→ **Work to be completed**
Set down the final stretch of the data, from the line that holds "Transcribe the text in this document." through the last line, both included, with pictures left out.

::::::::

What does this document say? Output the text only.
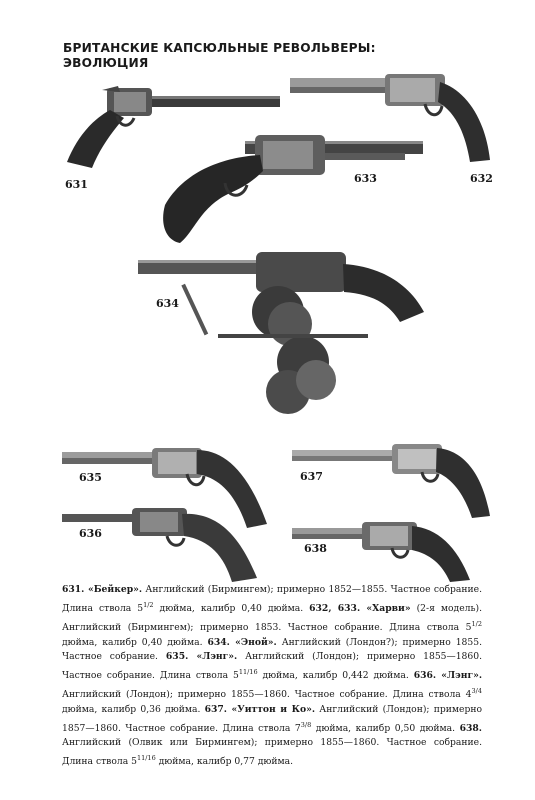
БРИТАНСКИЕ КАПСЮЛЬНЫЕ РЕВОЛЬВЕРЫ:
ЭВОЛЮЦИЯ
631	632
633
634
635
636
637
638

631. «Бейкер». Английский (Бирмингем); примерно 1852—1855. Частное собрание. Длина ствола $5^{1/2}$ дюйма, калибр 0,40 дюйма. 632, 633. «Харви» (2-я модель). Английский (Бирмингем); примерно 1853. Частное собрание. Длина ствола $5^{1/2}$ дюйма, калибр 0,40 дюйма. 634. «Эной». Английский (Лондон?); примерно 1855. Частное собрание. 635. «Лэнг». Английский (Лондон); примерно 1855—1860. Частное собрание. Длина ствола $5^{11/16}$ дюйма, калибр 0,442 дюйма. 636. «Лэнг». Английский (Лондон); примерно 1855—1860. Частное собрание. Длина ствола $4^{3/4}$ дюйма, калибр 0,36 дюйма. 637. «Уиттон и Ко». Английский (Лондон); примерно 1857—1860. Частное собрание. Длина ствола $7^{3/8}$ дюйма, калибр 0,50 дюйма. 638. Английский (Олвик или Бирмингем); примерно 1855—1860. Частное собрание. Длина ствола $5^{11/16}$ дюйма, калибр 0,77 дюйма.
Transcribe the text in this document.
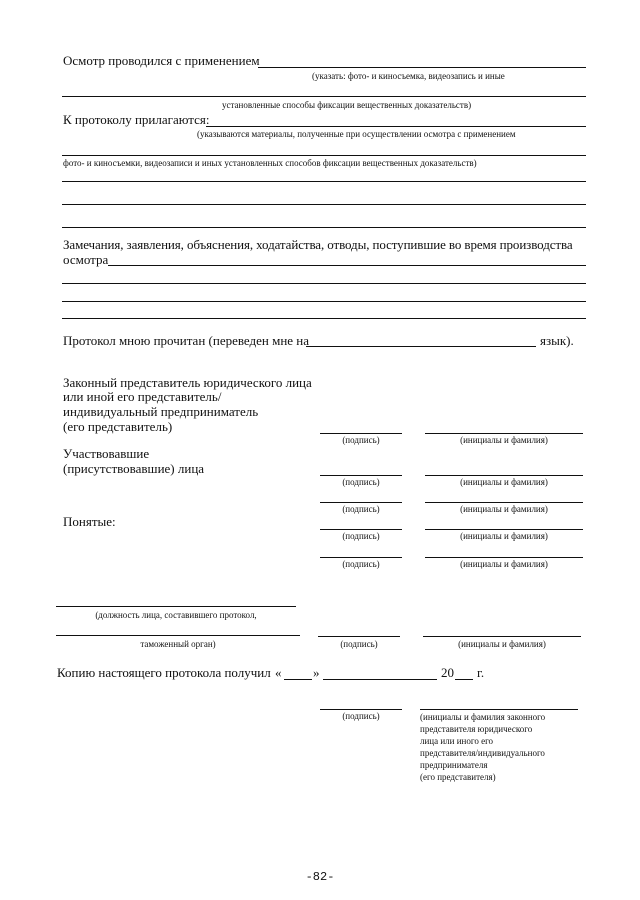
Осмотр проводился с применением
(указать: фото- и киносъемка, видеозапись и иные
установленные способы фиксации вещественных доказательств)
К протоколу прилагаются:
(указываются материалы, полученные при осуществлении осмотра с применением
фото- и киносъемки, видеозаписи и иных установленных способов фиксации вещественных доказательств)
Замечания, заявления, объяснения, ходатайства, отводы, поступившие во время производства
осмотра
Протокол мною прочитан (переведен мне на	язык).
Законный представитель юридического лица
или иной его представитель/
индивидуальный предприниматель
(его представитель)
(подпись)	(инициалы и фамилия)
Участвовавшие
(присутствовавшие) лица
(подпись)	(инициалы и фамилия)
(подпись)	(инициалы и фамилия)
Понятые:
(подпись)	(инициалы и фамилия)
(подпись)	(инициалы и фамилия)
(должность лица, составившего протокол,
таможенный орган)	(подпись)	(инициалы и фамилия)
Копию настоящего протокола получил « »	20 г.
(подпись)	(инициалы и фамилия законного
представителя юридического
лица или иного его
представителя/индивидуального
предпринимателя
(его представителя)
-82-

::::::::

→ **The solution**
Transcribe the text in this document.
Осмотр проводился с применением
(указать: фото- и киносъемка, видеозапись и иные
установленные способы фиксации вещественных доказательств)
К протоколу прилагаются:
(указываются материалы, полученные при осуществлении осмотра с применением
фото- и киносъемки, видеозаписи и иных установленных способов фиксации вещественных доказательств)
Замечания, заявления, объяснения, ходатайства, отводы, поступившие во время производства
осмотра
Протокол мною прочитан (переведен мне на	язык).
Законный представитель юридического лица
или иной его представитель/
индивидуальный предприниматель
(его представитель)
(подпись)	(инициалы и фамилия)
Участвовавшие
(присутствовавшие) лица
(подпись)	(инициалы и фамилия)
(подпись)	(инициалы и фамилия)
Понятые:
(подпись)	(инициалы и фамилия)
(подпись)	(инициалы и фамилия)
(должность лица, составившего протокол,
таможенный орган)	(подпись)	(инициалы и фамилия)
Копию настоящего протокола получил « »	20 г.
(подпись)	(инициалы и фамилия законного
представителя юридического
лица или иного его
представителя/индивидуального
предпринимателя
(его представителя)
-82-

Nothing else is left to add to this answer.